[Start of Dataset extract]

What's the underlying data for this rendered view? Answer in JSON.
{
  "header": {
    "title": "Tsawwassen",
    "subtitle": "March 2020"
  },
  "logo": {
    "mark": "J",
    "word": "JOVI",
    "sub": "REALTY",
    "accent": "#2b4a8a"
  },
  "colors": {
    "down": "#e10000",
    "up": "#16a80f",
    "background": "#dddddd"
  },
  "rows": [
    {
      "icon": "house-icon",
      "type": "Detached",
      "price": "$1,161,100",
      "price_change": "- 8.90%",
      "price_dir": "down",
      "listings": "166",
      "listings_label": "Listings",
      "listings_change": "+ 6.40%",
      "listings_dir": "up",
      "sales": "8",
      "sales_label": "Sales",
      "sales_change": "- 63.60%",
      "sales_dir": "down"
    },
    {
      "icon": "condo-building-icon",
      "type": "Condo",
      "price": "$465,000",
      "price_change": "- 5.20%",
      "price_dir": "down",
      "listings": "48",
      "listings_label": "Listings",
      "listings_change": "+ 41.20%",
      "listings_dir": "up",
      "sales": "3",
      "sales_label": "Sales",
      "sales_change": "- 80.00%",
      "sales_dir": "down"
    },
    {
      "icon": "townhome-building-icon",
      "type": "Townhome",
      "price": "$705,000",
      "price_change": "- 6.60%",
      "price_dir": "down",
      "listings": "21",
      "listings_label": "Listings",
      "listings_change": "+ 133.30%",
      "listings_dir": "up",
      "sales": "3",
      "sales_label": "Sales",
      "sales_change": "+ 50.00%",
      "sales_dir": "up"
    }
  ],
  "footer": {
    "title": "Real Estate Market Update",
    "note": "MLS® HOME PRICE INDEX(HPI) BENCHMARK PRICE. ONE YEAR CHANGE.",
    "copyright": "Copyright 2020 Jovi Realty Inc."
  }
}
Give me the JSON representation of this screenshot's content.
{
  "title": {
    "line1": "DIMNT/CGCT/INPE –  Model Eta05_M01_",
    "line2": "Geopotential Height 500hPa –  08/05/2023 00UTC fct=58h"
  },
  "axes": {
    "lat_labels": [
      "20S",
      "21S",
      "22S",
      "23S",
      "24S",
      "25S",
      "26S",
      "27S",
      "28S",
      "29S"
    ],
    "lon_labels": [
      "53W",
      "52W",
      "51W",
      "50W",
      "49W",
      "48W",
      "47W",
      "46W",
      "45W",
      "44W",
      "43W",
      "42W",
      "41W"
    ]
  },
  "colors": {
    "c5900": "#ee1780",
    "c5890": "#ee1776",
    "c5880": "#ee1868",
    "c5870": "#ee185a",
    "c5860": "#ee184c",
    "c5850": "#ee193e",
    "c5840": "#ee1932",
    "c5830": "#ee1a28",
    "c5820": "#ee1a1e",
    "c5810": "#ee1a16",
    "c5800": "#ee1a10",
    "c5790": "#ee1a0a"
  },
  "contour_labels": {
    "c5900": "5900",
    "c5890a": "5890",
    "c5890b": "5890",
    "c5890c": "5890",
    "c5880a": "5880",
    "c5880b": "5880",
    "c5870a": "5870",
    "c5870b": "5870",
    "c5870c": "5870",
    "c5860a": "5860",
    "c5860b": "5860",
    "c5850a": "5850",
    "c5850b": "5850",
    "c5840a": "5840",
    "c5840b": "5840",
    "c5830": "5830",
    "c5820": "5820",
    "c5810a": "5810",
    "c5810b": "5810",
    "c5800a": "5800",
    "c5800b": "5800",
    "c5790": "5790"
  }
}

[End of Dataset extract]

### Task description
Your task is to retype all the records above with nothing left out.

### Task output
What's the underlying data for this rendered view? Answer in JSON.
{
  "header": {
    "title": "Tsawwassen",
    "subtitle": "March 2020"
  },
  "logo": {
    "mark": "J",
    "word": "JOVI",
    "sub": "REALTY",
    "accent": "#2b4a8a"
  },
  "colors": {
    "down": "#e10000",
    "up": "#16a80f",
    "background": "#dddddd"
  },
  "rows": [
    {
      "icon": "house-icon",
      "type": "Detached",
      "price": "$1,161,100",
      "price_change": "- 8.90%",
      "price_dir": "down",
      "listings": "166",
      "listings_label": "Listings",
      "listings_change": "+ 6.40%",
      "listings_dir": "up",
      "sales": "8",
      "sales_label": "Sales",
      "sales_change": "- 63.60%",
      "sales_dir": "down"
    },
    {
      "icon": "condo-building-icon",
      "type": "Condo",
      "price": "$465,000",
      "price_change": "- 5.20%",
      "price_dir": "down",
      "listings": "48",
      "listings_label": "Listings",
      "listings_change": "+ 41.20%",
      "listings_dir": "up",
      "sales": "3",
      "sales_label": "Sales",
      "sales_change": "- 80.00%",
      "sales_dir": "down"
    },
    {
      "icon": "townhome-building-icon",
      "type": "Townhome",
      "price": "$705,000",
      "price_change": "- 6.60%",
      "price_dir": "down",
      "listings": "21",
      "listings_label": "Listings",
      "listings_change": "+ 133.30%",
      "listings_dir": "up",
      "sales": "3",
      "sales_label": "Sales",
      "sales_change": "+ 50.00%",
      "sales_dir": "up"
    }
  ],
  "footer": {
    "title": "Real Estate Market Update",
    "note": "MLS® HOME PRICE INDEX(HPI) BENCHMARK PRICE. ONE YEAR CHANGE.",
    "copyright": "Copyright 2020 Jovi Realty Inc."
  }
}
Give me the JSON representation of this screenshot's content.
{
  "title": {
    "line1": "DIMNT/CGCT/INPE –  Model Eta05_M01_",
    "line2": "Geopotential Height 500hPa –  08/05/2023 00UTC fct=58h"
  },
  "axes": {
    "lat_labels": [
      "20S",
      "21S",
      "22S",
      "23S",
      "24S",
      "25S",
      "26S",
      "27S",
      "28S",
      "29S"
    ],
    "lon_labels": [
      "53W",
      "52W",
      "51W",
      "50W",
      "49W",
      "48W",
      "47W",
      "46W",
      "45W",
      "44W",
      "43W",
      "42W",
      "41W"
    ]
  },
  "colors": {
    "c5900": "#ee1780",
    "c5890": "#ee1776",
    "c5880": "#ee1868",
    "c5870": "#ee185a",
    "c5860": "#ee184c",
    "c5850": "#ee193e",
    "c5840": "#ee1932",
    "c5830": "#ee1a28",
    "c5820": "#ee1a1e",
    "c5810": "#ee1a16",
    "c5800": "#ee1a10",
    "c5790": "#ee1a0a"
  },
  "contour_labels": {
    "c5900": "5900",
    "c5890a": "5890",
    "c5890b": "5890",
    "c5890c": "5890",
    "c5880a": "5880",
    "c5880b": "5880",
    "c5870a": "5870",
    "c5870b": "5870",
    "c5870c": "5870",
    "c5860a": "5860",
    "c5860b": "5860",
    "c5850a": "5850",
    "c5850b": "5850",
    "c5840a": "5840",
    "c5840b": "5840",
    "c5830": "5830",
    "c5820": "5820",
    "c5810a": "5810",
    "c5810b": "5810",
    "c5800a": "5800",
    "c5800b": "5800",
    "c5790": "5790"
  }
}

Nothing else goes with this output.